**Task**
Gather all lines in the entries below that include the word "increased".

**Records**
--- BEGIN ---

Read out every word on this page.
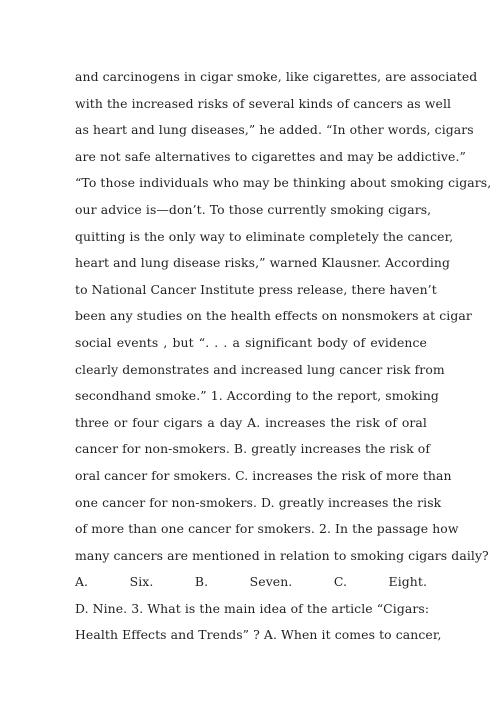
and carcinogens in cigar smoke, like cigarettes, are associated
with the increased risks of several kinds of cancers as well
as heart and lung diseases,” he added. “In other words, cigars
are not safe alternatives to cigarettes and may be addictive.”
“To those individuals who may be thinking about smoking cigars,
our advice is—don’t. To those currently smoking cigars,
quitting is the only way to eliminate completely the cancer,
heart and lung disease risks,” warned Klausner. According
to National Cancer Institute press release, there haven’t
been any studies on the health effects on nonsmokers at cigar
social events , but “. . . a significant body of evidence
clearly demonstrates and increased lung cancer risk from
secondhand smoke.” 1. According to the report, smoking
three or four cigars a day A. increases the risk of oral
cancer for non-smokers. B. greatly increases the risk of
oral cancer for smokers. C. increases the risk of more than
one cancer for non-smokers. D. greatly increases the risk
of more than one cancer for smokers. 2. In the passage how
many cancers are mentioned in relation to smoking cigars daily?
A. Six. B. Seven. C. Eight.
D. Nine. 3. What is the main idea of the article “Cigars:
Health Effects and Trends” ? A. When it comes to cancer,
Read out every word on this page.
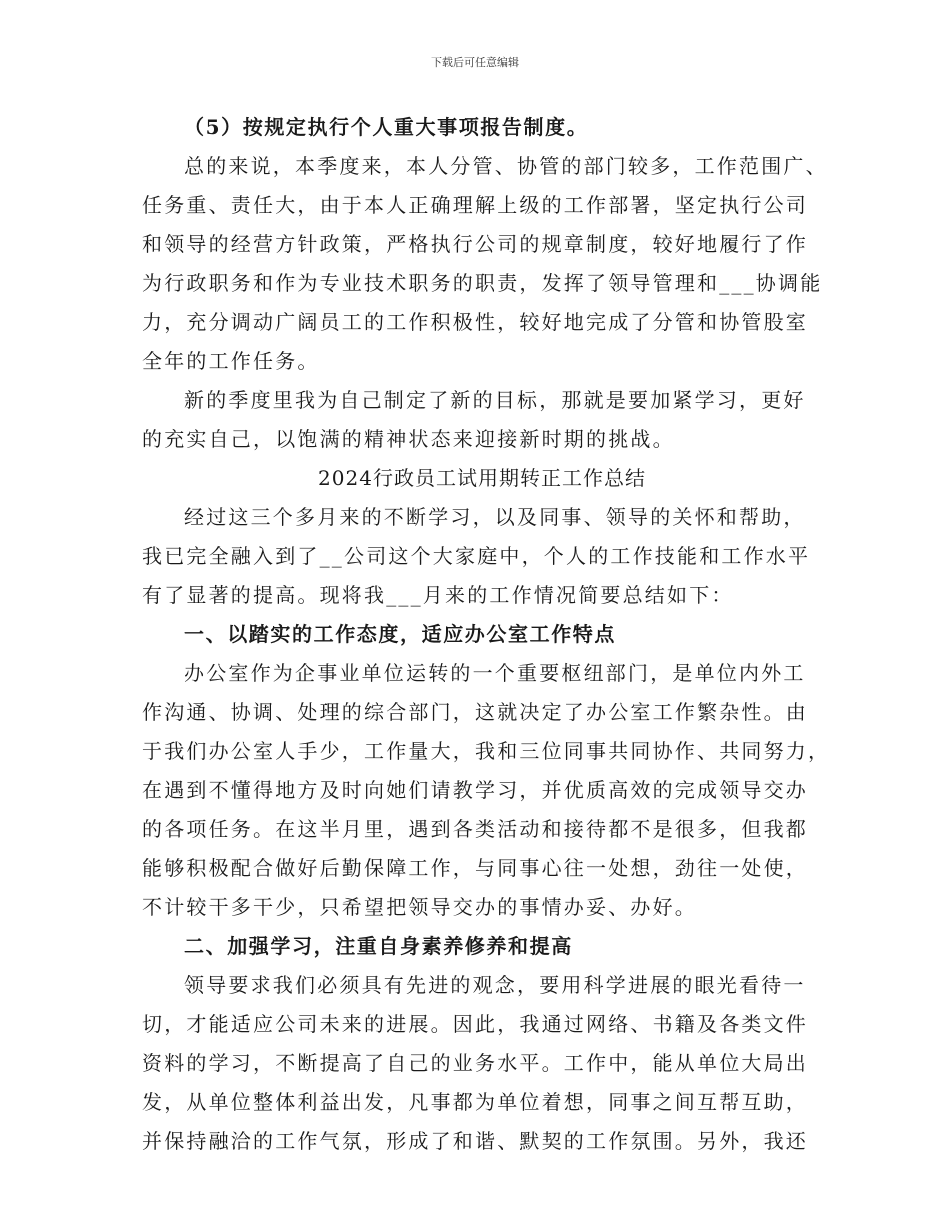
下载后可任意编辑
（5）按规定执行个人重大事项报告制度。
总的来说，本季度来，本人分管、协管的部门较多，工作范围广、
任务重、责任大，由于本人正确理解上级的工作部署，坚定执行公司
和领导的经营方针政策，严格执行公司的规章制度，较好地履行了作
为行政职务和作为专业技术职务的职责，发挥了领导管理和___协调能
力，充分调动广阔员工的工作积极性，较好地完成了分管和协管股室
全年的工作任务。
新的季度里我为自己制定了新的目标，那就是要加紧学习，更好
的充实自己，以饱满的精神状态来迎接新时期的挑战。
2024行政员工试用期转正工作总结
经过这三个多月来的不断学习，以及同事、领导的关怀和帮助，
我已完全融入到了__公司这个大家庭中，个人的工作技能和工作水平
有了显著的提高。现将我___月来的工作情况简要总结如下：
一、以踏实的工作态度，适应办公室工作特点
办公室作为企事业单位运转的一个重要枢纽部门，是单位内外工
作沟通、协调、处理的综合部门，这就决定了办公室工作繁杂性。由
于我们办公室人手少，工作量大，我和三位同事共同协作、共同努力，
在遇到不懂得地方及时向她们请教学习，并优质高效的完成领导交办
的各项任务。在这半月里，遇到各类活动和接待都不是很多，但我都
能够积极配合做好后勤保障工作，与同事心往一处想，劲往一处使，
不计较干多干少，只希望把领导交办的事情办妥、办好。
二、加强学习，注重自身素养修养和提高
领导要求我们必须具有先进的观念，要用科学进展的眼光看待一
切，才能适应公司未来的进展。因此，我通过网络、书籍及各类文件
资料的学习，不断提高了自己的业务水平。工作中，能从单位大局出
发，从单位整体利益出发，凡事都为单位着想，同事之间互帮互助，
并保持融洽的工作气氛，形成了和谐、默契的工作氛围。另外，我还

--- END ---

**Response for this exercise**
with the increased risks of several kinds of cancers as well
clearly demonstrates and increased lung cancer risk from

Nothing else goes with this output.